OK, I will use the function names like line_pair__change_lines(), 
line_pair__update_lines() and etc.

>> +{
>> +	int i = *nr_lines;
>> +
>> +	while (i < a_start) {
>> +		lines[i].a_nr = i;
>> +		lines[i].b_nr = i + *b_adjust;
>> +		i++;
>> +	}
>> +
>> +	*nr_lines = i;
>> +
>> +	switch (opr) {
>> +	case DIFF_LINE_DEL:
>> +		del_lines(lines, b_start, b_end, a_start, a_end,
>> +			  nr_lines, b_adjust);
>> +		break;
>> +
>> +	case DIFF_LINE_ADD:
>> +		add_lines(lines, b_start, b_end, a_start, a_end,
>> +			  nr_lines, b_adjust);
>> +		break;
>> +
>> +	case DIFF_LINE_CHANGE:
>> +		change_lines(lines, b_start, b_end, a_start, a_end,
>> +			     nr_lines, b_adjust);
>> +		break;
>> +
>> +	default:
>> +		break;
>> +	}
>> +
>> +	return 0;
>> +}
>> +
>> +static void update_remaining(struct line_pair *lines, int a_num, int *nr_lines,
>> +			     int b_adjust)
>> +{
>> +	int i;
>> +
>> +	for (i = *nr_lines; i <= a_num; i++) {
>> +		lines[i].a_nr = i;
>> +		lines[i].b_nr = i + b_adjust;
>> +	}
>> +
>> +	*nr_lines = i;
>> +}
>> +
>> +static int build_mapping_table(FILE *diff_fd, struct line_pair *lines,
>> +			       int *nr_lines, int a_num)
>> +{
>> +	char *str, *p;
>> +	size_t len;
>> +	int opr, b_start, b_end, a_start, a_end, b_adjust = 0;
>> +
>> +	*nr_lines = 1;  /* First line is reserved */
>> +
>> +	while (!feof(diff_fd)) {
>> +		str = NULL;
> 
> Forgot to set len to zero? (See getline manpage)
> 

I've set str to NULL yet. Yes, I should set len to 0 too. The manpage says

"If *lineptr is set to NULL and *n is set 0 before the call, then 
getline() will allocate a buffer for storing the line."

It mentions the "and" here.

>> +		if (getline(&str, &len, diff_fd) < 0 || !len)

Spatial annotation entries

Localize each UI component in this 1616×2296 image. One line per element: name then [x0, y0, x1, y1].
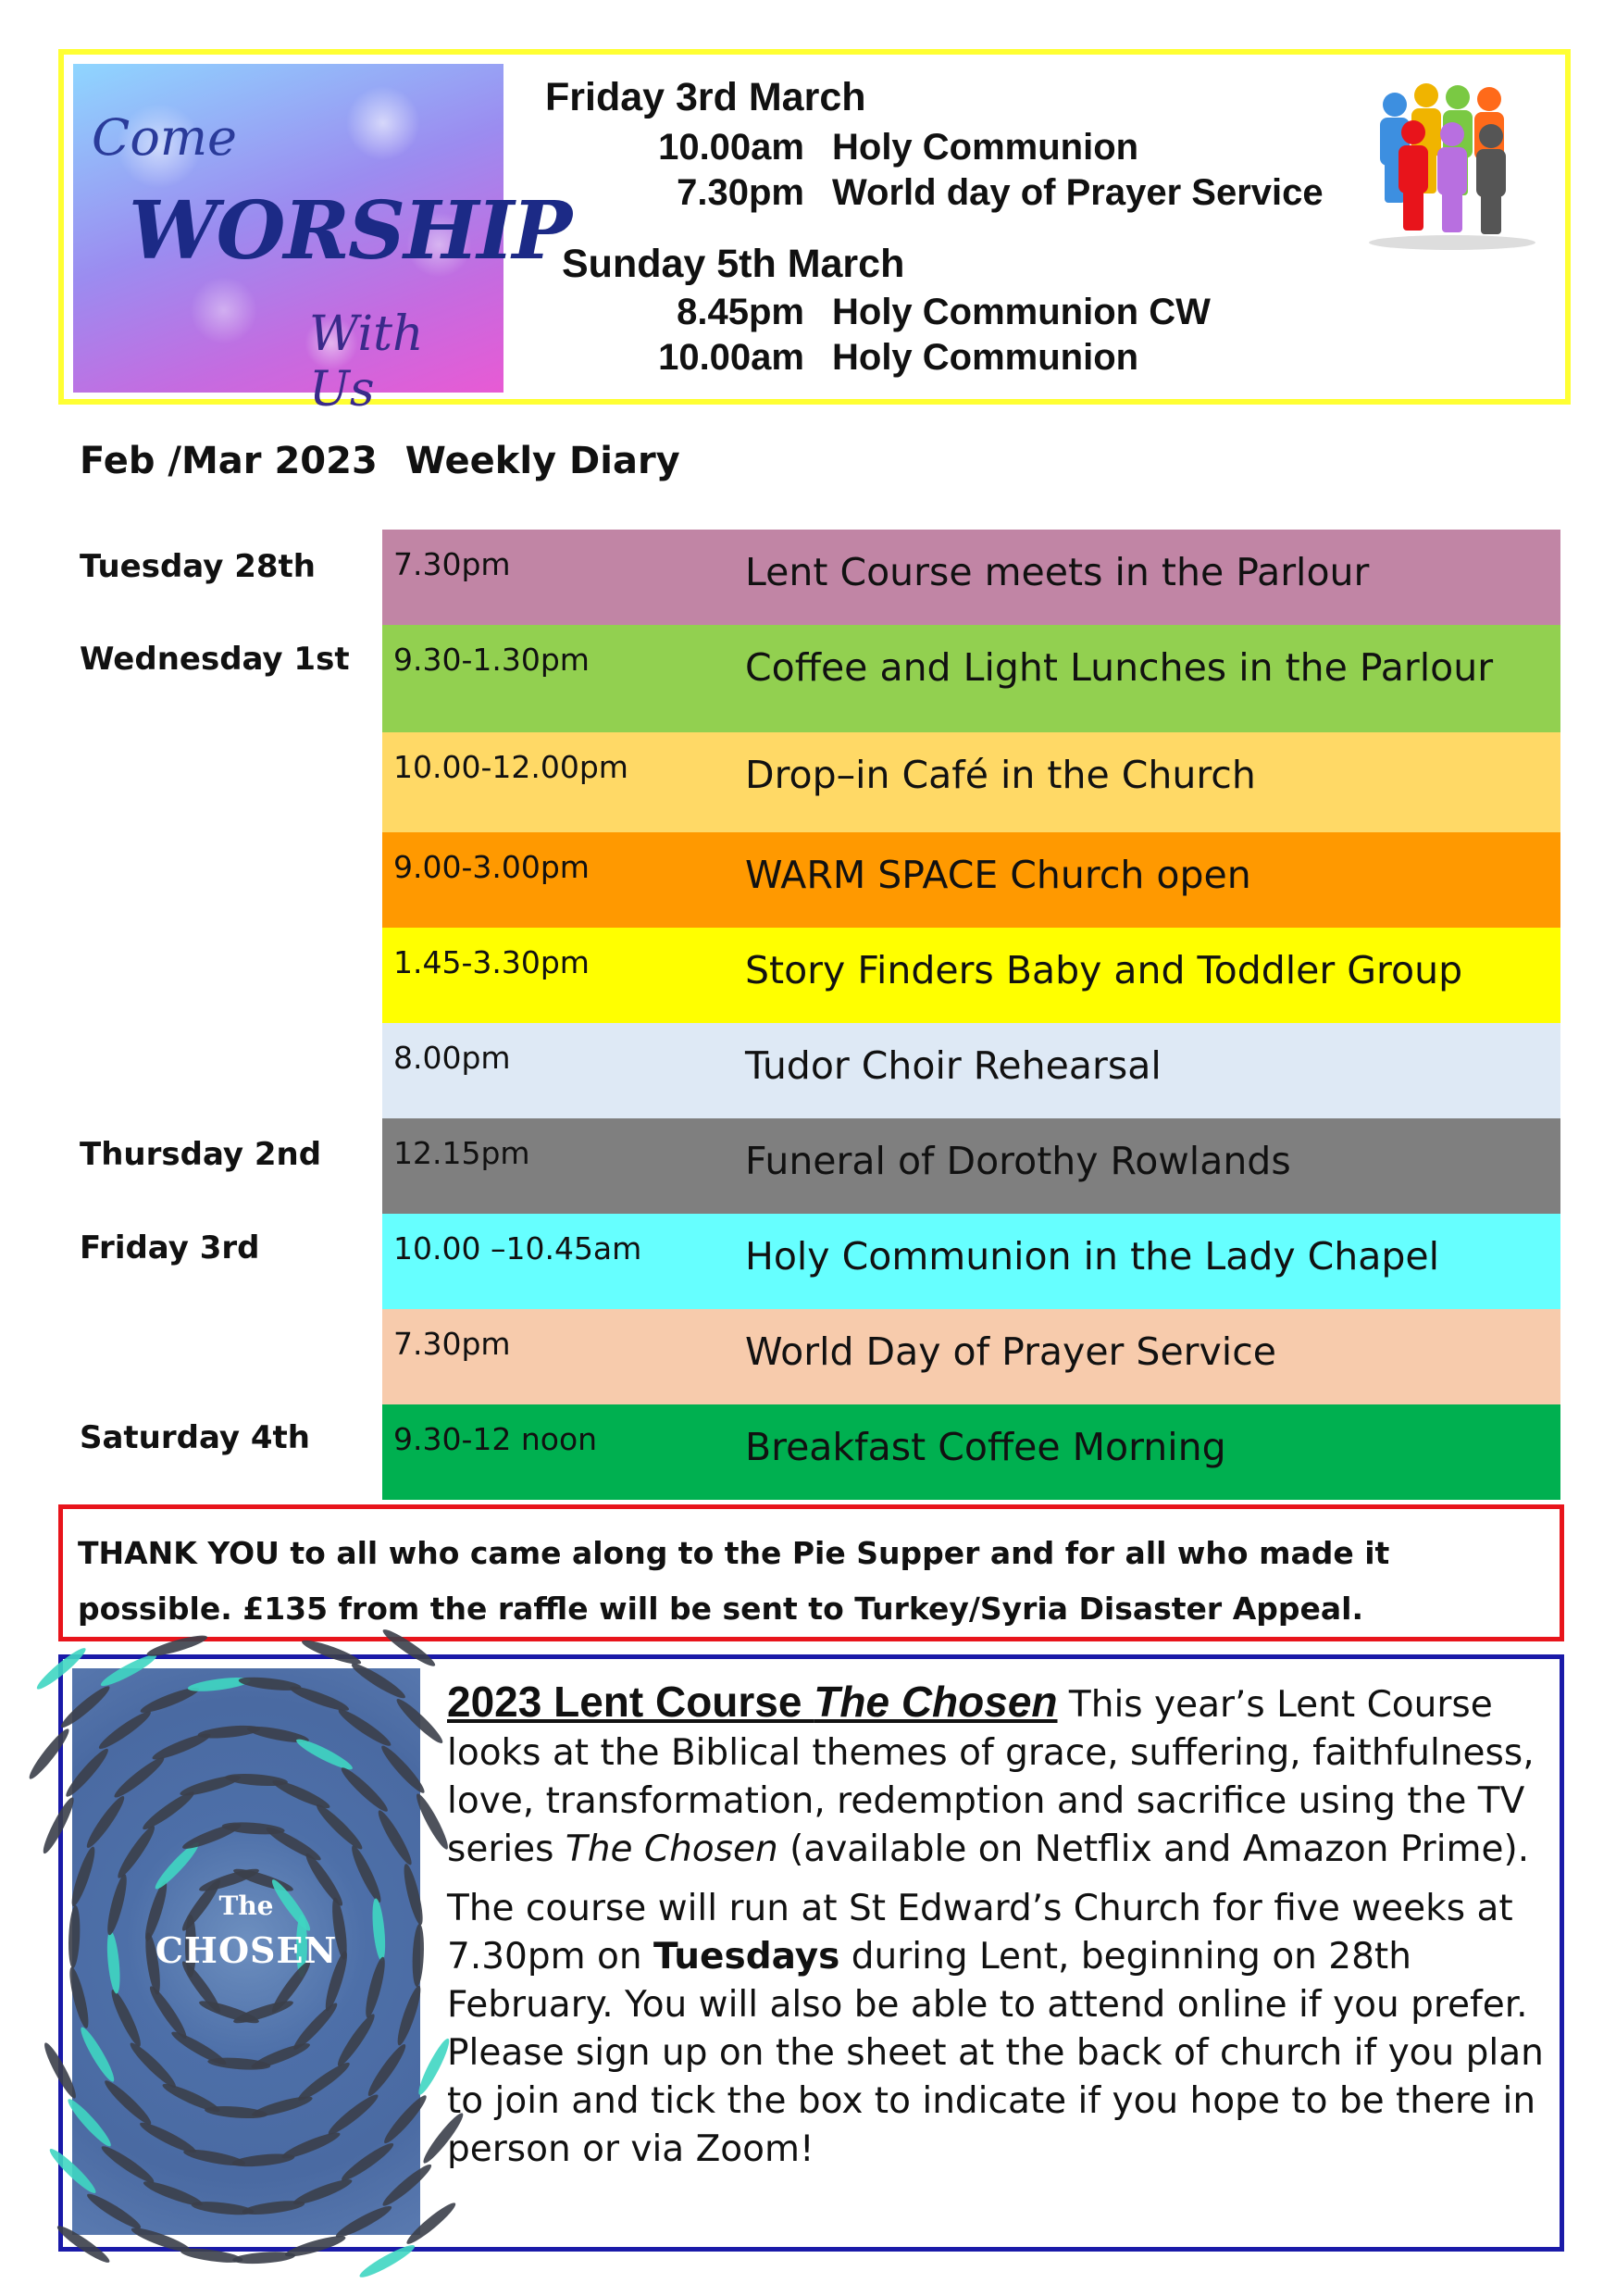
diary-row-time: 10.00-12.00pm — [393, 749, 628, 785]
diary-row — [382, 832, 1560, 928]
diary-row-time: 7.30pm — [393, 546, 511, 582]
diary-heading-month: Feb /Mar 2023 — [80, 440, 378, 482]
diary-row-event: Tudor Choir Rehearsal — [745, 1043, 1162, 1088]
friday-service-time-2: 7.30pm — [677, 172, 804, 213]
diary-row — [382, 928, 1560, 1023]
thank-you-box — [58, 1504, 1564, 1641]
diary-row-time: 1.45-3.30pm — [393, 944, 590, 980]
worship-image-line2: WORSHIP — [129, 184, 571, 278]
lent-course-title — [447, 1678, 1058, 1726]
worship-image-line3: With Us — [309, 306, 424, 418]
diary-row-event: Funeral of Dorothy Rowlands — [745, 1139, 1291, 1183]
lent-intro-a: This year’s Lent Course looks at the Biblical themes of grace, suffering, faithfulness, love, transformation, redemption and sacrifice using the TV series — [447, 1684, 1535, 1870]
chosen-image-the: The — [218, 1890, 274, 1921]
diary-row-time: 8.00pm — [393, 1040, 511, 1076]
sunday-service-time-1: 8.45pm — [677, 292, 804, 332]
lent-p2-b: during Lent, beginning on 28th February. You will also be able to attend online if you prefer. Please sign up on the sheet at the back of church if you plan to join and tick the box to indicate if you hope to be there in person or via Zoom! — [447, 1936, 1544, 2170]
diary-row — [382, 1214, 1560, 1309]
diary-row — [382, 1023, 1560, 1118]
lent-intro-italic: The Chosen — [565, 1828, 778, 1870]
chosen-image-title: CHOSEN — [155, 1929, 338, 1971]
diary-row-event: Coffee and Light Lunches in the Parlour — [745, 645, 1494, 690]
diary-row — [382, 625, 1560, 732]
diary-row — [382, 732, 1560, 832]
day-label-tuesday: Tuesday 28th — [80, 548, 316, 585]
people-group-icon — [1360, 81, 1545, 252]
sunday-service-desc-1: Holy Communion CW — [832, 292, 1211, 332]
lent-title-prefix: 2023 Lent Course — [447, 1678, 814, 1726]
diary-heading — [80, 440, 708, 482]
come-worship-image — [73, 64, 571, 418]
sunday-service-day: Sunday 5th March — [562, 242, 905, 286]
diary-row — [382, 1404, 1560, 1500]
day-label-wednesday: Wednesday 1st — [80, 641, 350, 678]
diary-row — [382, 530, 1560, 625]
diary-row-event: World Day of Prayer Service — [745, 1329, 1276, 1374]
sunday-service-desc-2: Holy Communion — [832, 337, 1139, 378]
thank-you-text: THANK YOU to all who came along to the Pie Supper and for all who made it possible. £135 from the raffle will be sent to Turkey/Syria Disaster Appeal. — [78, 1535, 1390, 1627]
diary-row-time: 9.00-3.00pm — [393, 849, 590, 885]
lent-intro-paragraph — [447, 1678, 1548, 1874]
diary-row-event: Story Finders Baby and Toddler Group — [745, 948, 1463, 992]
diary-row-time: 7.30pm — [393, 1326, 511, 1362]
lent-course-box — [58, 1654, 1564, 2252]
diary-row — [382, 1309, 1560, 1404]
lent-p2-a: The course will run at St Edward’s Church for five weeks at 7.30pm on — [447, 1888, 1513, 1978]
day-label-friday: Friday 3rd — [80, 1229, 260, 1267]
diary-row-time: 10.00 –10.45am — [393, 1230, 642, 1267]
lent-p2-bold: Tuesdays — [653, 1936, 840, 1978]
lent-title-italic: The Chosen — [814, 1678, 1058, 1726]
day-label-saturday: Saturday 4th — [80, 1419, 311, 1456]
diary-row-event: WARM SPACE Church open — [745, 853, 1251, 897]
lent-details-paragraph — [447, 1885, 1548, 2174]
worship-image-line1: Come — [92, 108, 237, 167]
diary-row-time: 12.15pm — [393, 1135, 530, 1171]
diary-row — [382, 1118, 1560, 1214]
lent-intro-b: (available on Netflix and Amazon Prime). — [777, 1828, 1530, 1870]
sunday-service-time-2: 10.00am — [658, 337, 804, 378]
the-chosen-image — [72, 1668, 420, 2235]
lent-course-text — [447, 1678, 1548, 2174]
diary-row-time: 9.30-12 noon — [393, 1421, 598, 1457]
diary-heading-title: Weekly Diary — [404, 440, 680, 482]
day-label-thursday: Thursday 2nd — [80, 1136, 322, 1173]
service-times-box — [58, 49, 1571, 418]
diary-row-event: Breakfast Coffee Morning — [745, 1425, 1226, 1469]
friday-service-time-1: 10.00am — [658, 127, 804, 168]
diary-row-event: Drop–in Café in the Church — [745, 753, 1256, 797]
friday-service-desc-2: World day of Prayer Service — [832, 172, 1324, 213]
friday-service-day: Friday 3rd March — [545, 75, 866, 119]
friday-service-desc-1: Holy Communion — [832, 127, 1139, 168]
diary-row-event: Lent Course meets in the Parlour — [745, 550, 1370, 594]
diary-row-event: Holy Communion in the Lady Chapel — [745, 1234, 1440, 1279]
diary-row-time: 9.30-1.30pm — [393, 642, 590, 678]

**WHAT YOU WILL DO**
Copy the stretch of the getline code review from "I've set str" through "diff_fd) < 0 || !len)", with "man page" in place of "manpage".

**SOLUTION**
I've set str to NULL yet. Yes, I should set len to 0 too. The man page says

"If *lineptr is set to NULL and *n is set 0 before the call, then 
getline() will allocate a buffer for storing the line."

It mentions the "and" here.

>> +		if (getline(&str, &len, diff_fd) < 0 || !len)